((
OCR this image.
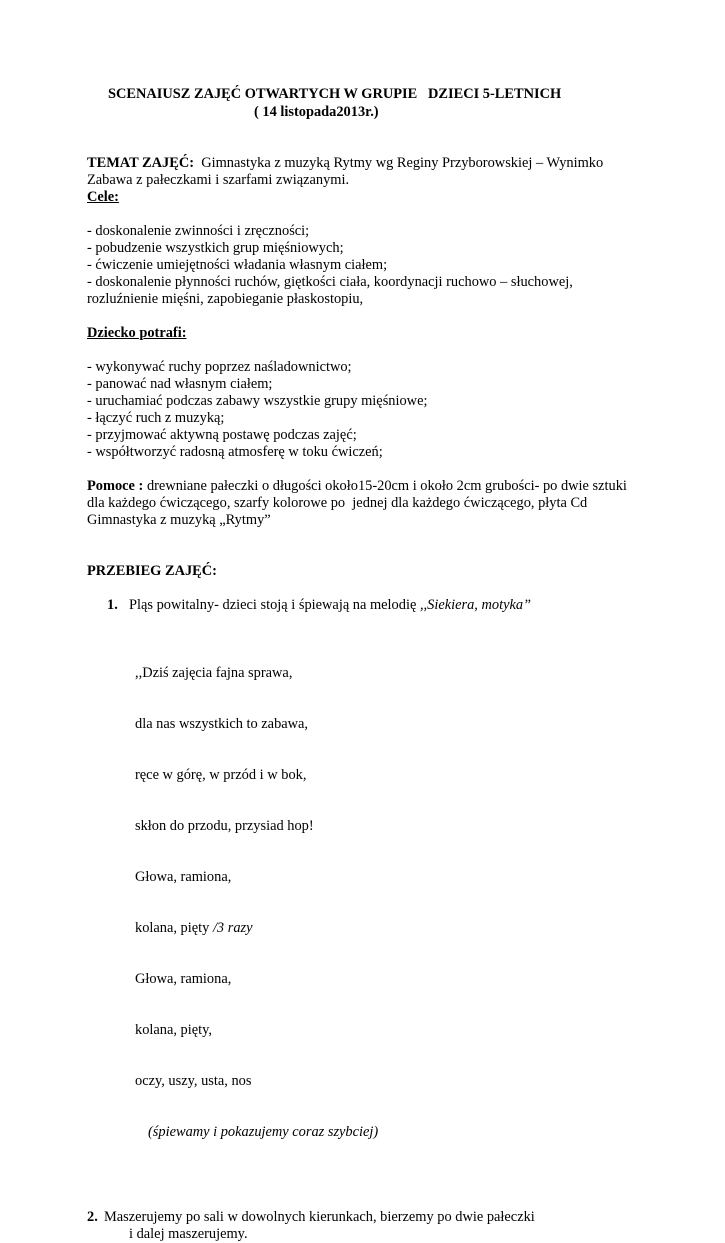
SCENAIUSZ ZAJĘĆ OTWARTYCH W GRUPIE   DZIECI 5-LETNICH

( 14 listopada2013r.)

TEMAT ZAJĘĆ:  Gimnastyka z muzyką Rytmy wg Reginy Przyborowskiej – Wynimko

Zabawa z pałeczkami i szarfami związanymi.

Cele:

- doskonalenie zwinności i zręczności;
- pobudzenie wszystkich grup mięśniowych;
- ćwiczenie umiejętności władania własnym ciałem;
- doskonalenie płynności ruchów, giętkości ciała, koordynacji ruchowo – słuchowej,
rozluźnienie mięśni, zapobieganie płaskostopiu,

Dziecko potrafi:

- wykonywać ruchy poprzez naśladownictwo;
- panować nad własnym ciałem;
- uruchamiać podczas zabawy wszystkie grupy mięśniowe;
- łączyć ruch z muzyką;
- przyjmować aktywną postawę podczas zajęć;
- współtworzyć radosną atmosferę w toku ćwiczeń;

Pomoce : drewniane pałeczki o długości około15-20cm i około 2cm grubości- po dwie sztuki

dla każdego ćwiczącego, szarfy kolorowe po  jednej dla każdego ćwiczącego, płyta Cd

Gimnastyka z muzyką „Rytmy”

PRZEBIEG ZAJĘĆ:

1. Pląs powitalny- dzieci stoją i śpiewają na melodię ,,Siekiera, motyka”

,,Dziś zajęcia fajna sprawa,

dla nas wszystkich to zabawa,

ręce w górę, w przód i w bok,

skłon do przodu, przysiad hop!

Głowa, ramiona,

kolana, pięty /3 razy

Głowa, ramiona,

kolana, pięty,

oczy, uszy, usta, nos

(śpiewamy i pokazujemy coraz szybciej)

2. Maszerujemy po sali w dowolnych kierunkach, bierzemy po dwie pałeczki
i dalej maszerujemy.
))
What is asked: Check each line in the records for the word "ciałem" and say how many have it, with nothing else.

The reply: 2